Problem
Search the data below for the string "претендентов". Extract every line that contains it.

Supplied entries
"""
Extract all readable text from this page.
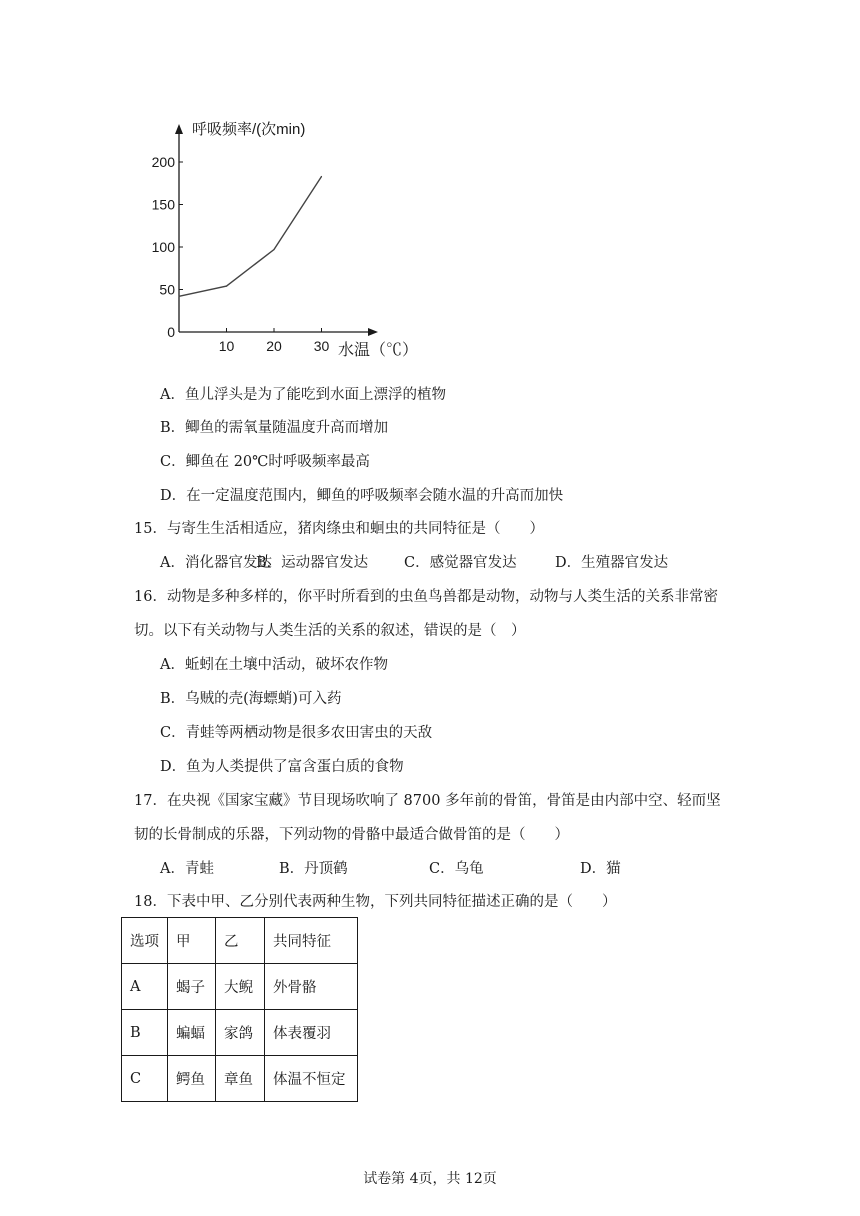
0
50
100
150
200
10 20 30
呼吸频率/(次min)
水温（℃）
A．鱼儿浮头是为了能吃到水面上漂浮的植物
B．鲫鱼的需氧量随温度升高而增加
C．鲫鱼在 20℃时呼吸频率最高
D．在一定温度范围内，鲫鱼的呼吸频率会随水温的升高而加快
15．与寄生生活相适应，猪肉绦虫和蛔虫的共同特征是（　　）
A．消化器官发达B．运动器官发达 C．感觉器官发达	D．生殖器官发达
16．动物是多种多样的，你平时所看到的虫鱼鸟兽都是动物，动物与人类生活的关系非常密
切。以下有关动物与人类生活的关系的叙述，错误的是（　）
A．蚯蚓在土壤中活动，破坏农作物
B．乌贼的壳(海螵蛸)可入药
C．青蛙等两栖动物是很多农田害虫的天敌
D．鱼为人类提供了富含蛋白质的食物
17．在央视《国家宝藏》节目现场吹响了 8700 多年前的骨笛，骨笛是由内部中空、轻而坚
韧的长骨制成的乐器，下列动物的骨骼中最适合做骨笛的是（　　）
A．青蛙	B．丹顶鹤	C．乌龟	D．猫
18．下表中甲、乙分别代表两种生物，下列共同特征描述正确的是（　　）
选项	甲	乙	共同特征
A	蝎子	大鲵	外骨骼
B	蝙蝠	家鸽	体表覆羽
C	鳄鱼	章鱼	体温不恒定
试卷第 4页，共 12页
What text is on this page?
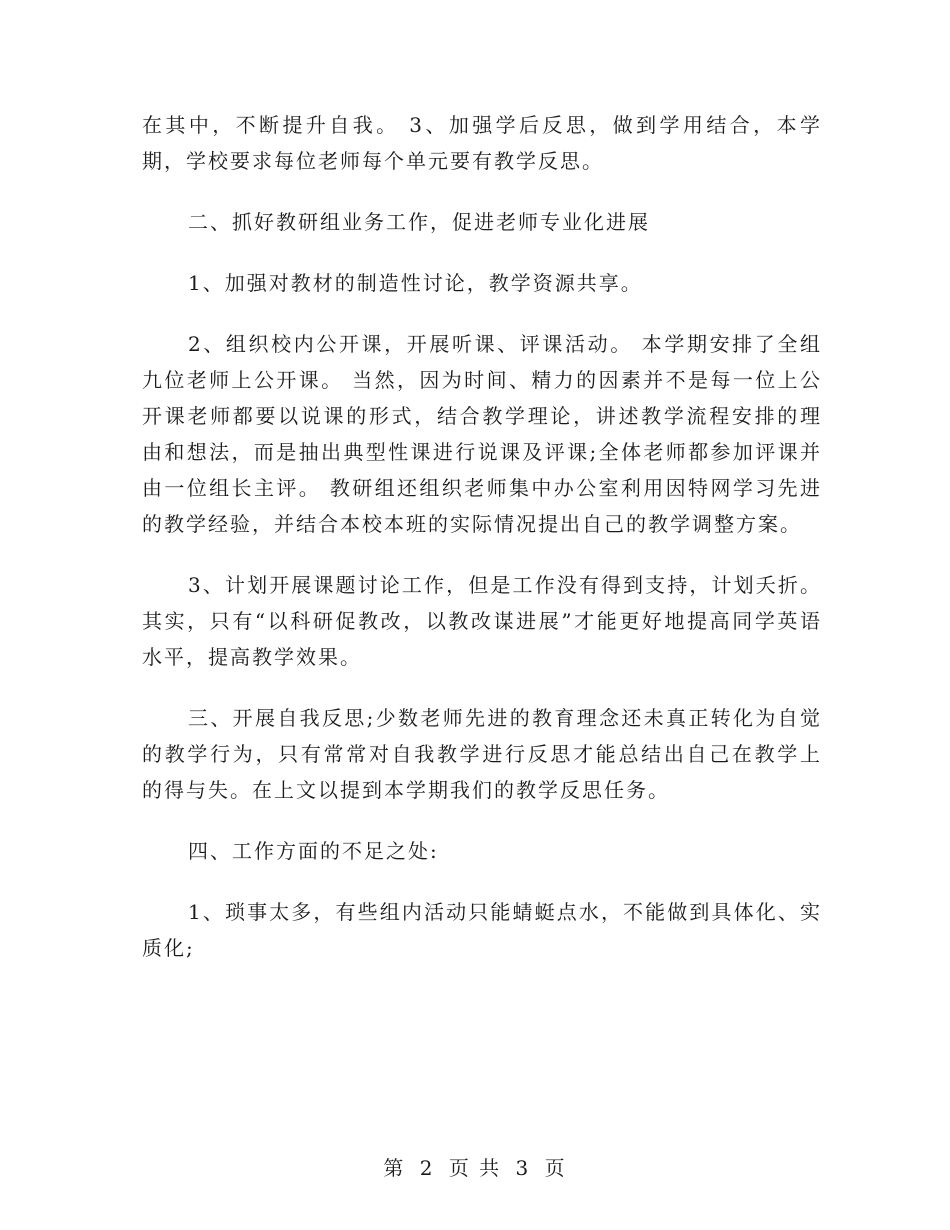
在其中，不断提升自我。 3、加强学后反思，做到学用结合，本学期，学校要求每位老师每个单元要有教学反思。

二、抓好教研组业务工作，促进老师专业化进展

1、加强对教材的制造性讨论，教学资源共享。

2、组织校内公开课，开展听课、评课活动。 本学期安排了全组九位老师上公开课。 当然，因为时间、精力的因素并不是每一位上公开课老师都要以说课的形式，结合教学理论，讲述教学流程安排的理由和想法，而是抽出典型性课进行说课及评课;全体老师都参加评课并由一位组长主评。 教研组还组织老师集中办公室利用因特网学习先进的教学经验，并结合本校本班的实际情况提出自己的教学调整方案。

3、计划开展课题讨论工作，但是工作没有得到支持，计划夭折。其实，只有“以科研促教改，以教改谋进展”才能更好地提高同学英语水平，提高教学效果。

三、开展自我反思;少数老师先进的教育理念还未真正转化为自觉的教学行为，只有常常对自我教学进行反思才能总结出自己在教学上的得与失。在上文以提到本学期我们的教学反思任务。

四、工作方面的不足之处:

1、琐事太多，有些组内活动只能蜻蜓点水，不能做到具体化、实质化;

第 2 页 共 3 页
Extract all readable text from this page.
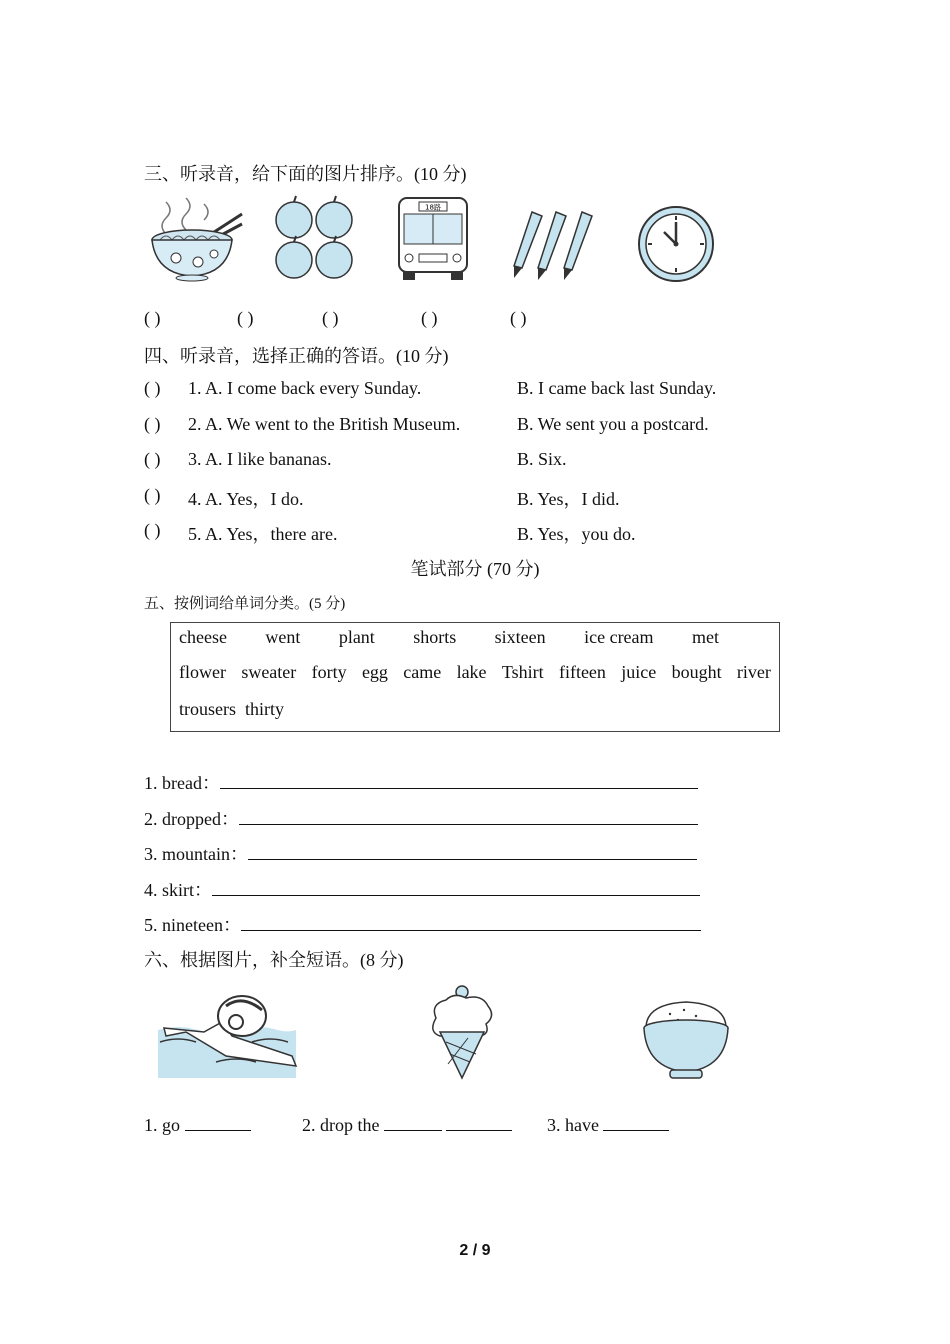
三、听录音，给下面的图片排序。(10 分)
18路
( )	( )	( )	( )	( )
四、听录音，选择正确的答语。(10 分)
( ) 1. A. I come back every Sunday.	B. I came back last Sunday.
( ) 2. A. We went to the British Museum.	B. We sent you a postcard.
( ) 3. A. I like bananas.	B. Six.
( ) 4. A. Yes，I do.	B. Yes，I did.
( ) 5. A. Yes，there are.	B. Yes，you do.
笔试部分 (70 分)
五、按例词给单词分类。(5 分)
cheese went plant shorts sixteen ice cream met
flower sweater forty egg came lake Tshirt fifteen juice bought river
trousers  thirty
1. bread：
2. dropped：
3. mountain：
4. skirt：
5. nineteen：
六、根据图片，补全短语。(8 分)
1. go	2. drop the	3. have
2 / 9
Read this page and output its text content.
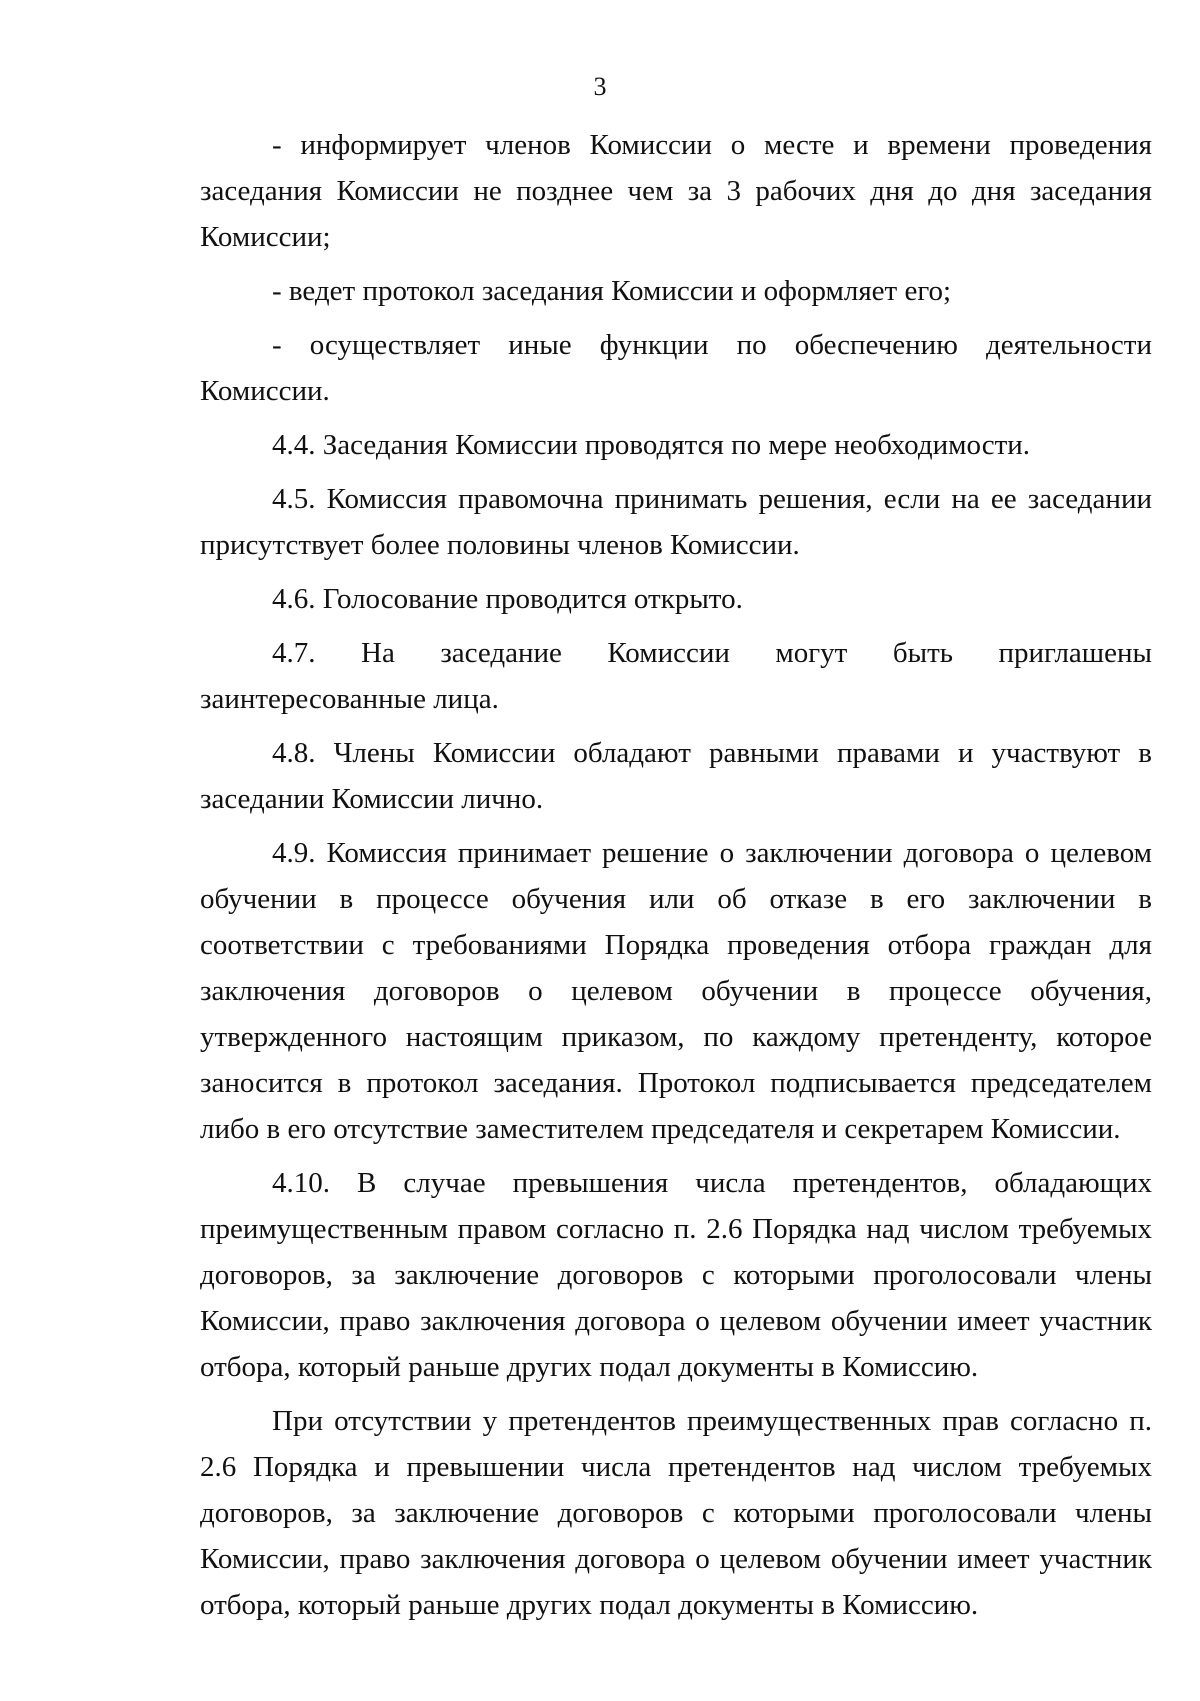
3

- информирует членов Комиссии о месте и времени проведения заседания Комиссии не позднее чем за 3 рабочих дня до дня заседания Комиссии;

- ведет протокол заседания Комиссии и оформляет его;

- осуществляет иные функции по обеспечению деятельности Комиссии.

4.4. Заседания Комиссии проводятся по мере необходимости.

4.5. Комиссия правомочна принимать решения, если на ее заседании присутствует более половины членов Комиссии.

4.6. Голосование проводится открыто.

4.7. На заседание Комиссии могут быть приглашены заинтересованные лица.

4.8. Члены Комиссии обладают равными правами и участвуют в заседании Комиссии лично.

4.9. Комиссия принимает решение о заключении договора о целевом обучении в процессе обучения или об отказе в его заключении в соответствии с требованиями Порядка проведения отбора граждан для заключения договоров о целевом обучении в процессе обучения, утвержденного настоящим приказом, по каждому претенденту, которое заносится в протокол заседания. Протокол подписывается председателем либо в его отсутствие заместителем председателя и секретарем Комиссии.

4.10. В случае превышения числа претендентов, обладающих преимущественным правом согласно п. 2.6 Порядка над числом требуемых договоров, за заключение договоров с которыми проголосовали члены Комиссии, право заключения договора о целевом обучении имеет участник отбора, который раньше других подал документы в Комиссию.

При отсутствии у претендентов преимущественных прав согласно п. 2.6 Порядка и превышении числа претендентов над числом требуемых договоров, за заключение договоров с которыми проголосовали члены Комиссии, право заключения договора о целевом обучении имеет участник отбора, который раньше других подал документы в Комиссию.
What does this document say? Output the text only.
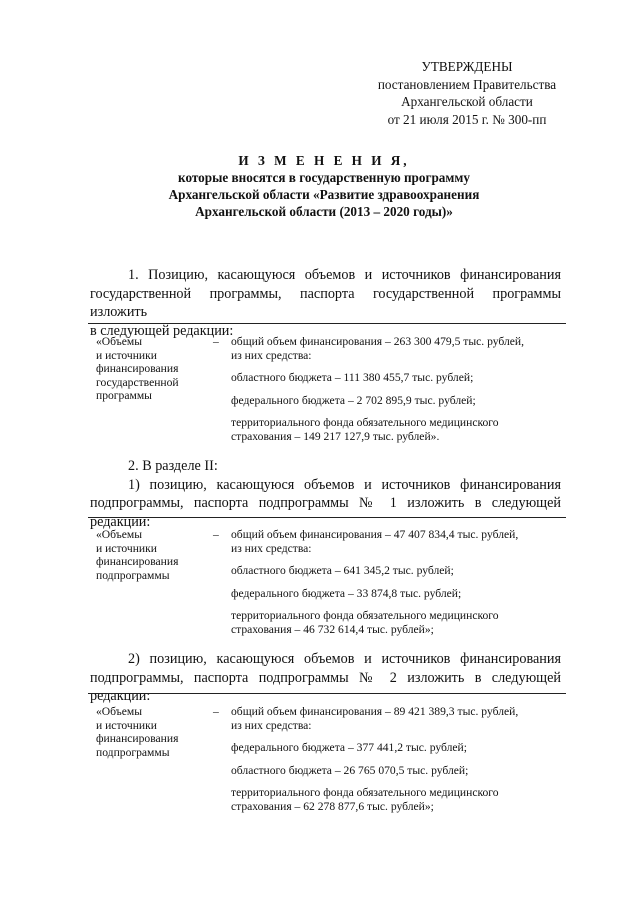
УТВЕРЖДЕНЫ
постановлением Правительства
Архангельской области
от 21 июля 2015 г. № 300-пп
И З М Е Н Е Н И Я,
которые вносятся в государственную программу
Архангельской области «Развитие здравоохранения
Архангельской области (2013 – 2020 годы)»
1. Позицию, касающуюся объемов и источников финансирования
государственной программы, паспорта государственной программы изложить
в следующей редакции:
«Объемы
и источники
финансирования
государственной
программы
– общий объем финансирования – 263 300 479,5 тыс. рублей,
из них средства:
областного бюджета – 111 380 455,7 тыс. рублей;
федерального бюджета – 2 702 895,9 тыс. рублей;
территориального фонда обязательного медицинского
страхования – 149 217 127,9 тыс. рублей».
2. В разделе II:
1) позицию, касающуюся объемов и источников финансирования
подпрограммы, паспорта подпрограммы № 1 изложить в следующей редакции:
«Объемы
и источники
финансирования
подпрограммы
– общий объем финансирования – 47 407 834,4 тыс. рублей,
из них средства:
областного бюджета – 641 345,2 тыс. рублей;
федерального бюджета – 33 874,8 тыс. рублей;
территориального фонда обязательного медицинского
страхования – 46 732 614,4 тыс. рублей»;
2) позицию, касающуюся объемов и источников финансирования
подпрограммы, паспорта подпрограммы № 2 изложить в следующей редакции:
«Объемы
и источники
финансирования
подпрограммы
– общий объем финансирования – 89 421 389,3 тыс. рублей,
из них средства:
федерального бюджета – 377 441,2 тыс. рублей;
областного бюджета – 26 765 070,5 тыс. рублей;
территориального фонда обязательного медицинского
страхования – 62 278 877,6 тыс. рублей»;
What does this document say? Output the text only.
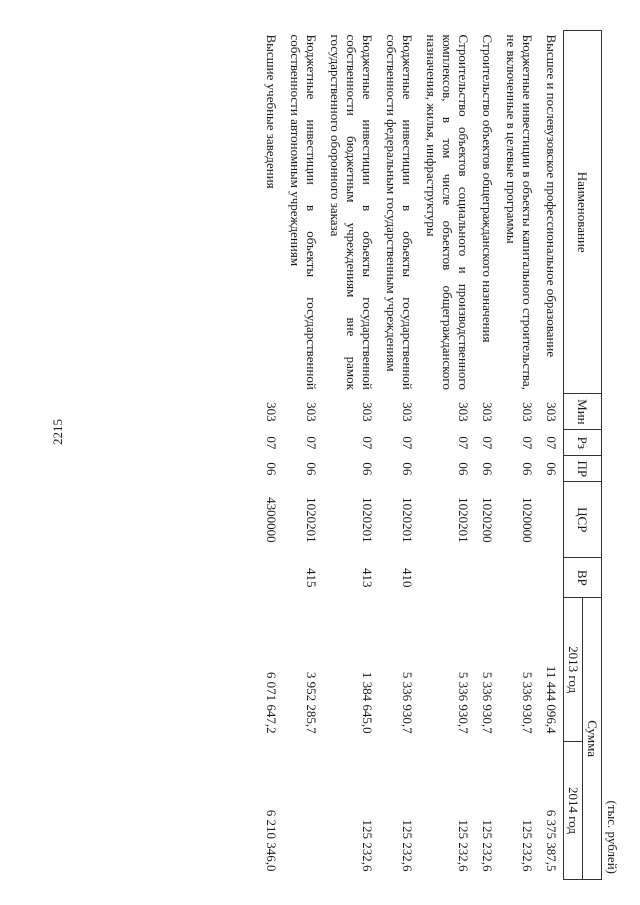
2215
(тыс. рублей)
Наименование	Мин	Рз	ПР	ЦСР	ВР	Сумма	
						2013 год	2014 год
Высшее и послевузовское профессиональное образование	303	07	06			11 444 096,4	6 375 387,5
Бюджетные инвестиции в объекты капитального строительства, не включенные в целевые программы	303	07	06	1020000		5 336 930,7	125 232,6
Строительство объектов общегражданского назначения	303	07	06	1020200		5 336 930,7	125 232,6
Строительство объектов социального и производственного комплексов, в том числе объектов общегражданского назначения, жилья, инфраструктуры	303	07	06	1020201		5 336 930,7	125 232,6
Бюджетные инвестиции в объекты государственной собственности федеральным государственным учреждениям	303	07	06	1020201	410	5 336 930,7	125 232,6
Бюджетные инвестиции в объекты государственной собственности бюджетным учреждениям вне рамок государственного оборонного заказа	303	07	06	1020201	413	1 384 645,0	125 232,6
Бюджетные инвестиции в объекты государственной собственности автономным учреждениям	303	07	06	1020201	415	3 952 285,7	
Высшие учебные заведения	303	07	06	4300000		6 071 647,2	6 210 346,0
"""
Written solution
4.10. В случае превышения числа претендентов, обладающих преимущественным правом согласно п. 2.6 Порядка над числом требуемых договоров, за заключение договоров с которыми проголосовали члены Комиссии, право заключения договора о целевом обучении имеет участник отбора, который раньше других подал документы в Комиссию.
При отсутствии у претендентов преимущественных прав согласно п. 2.6 Порядка и превышении числа претендентов над числом требуемых договоров, за заключение договоров с которыми проголосовали члены Комиссии, право заключения договора о целевом обучении имеет участник отбора, который раньше других подал документы в Комиссию.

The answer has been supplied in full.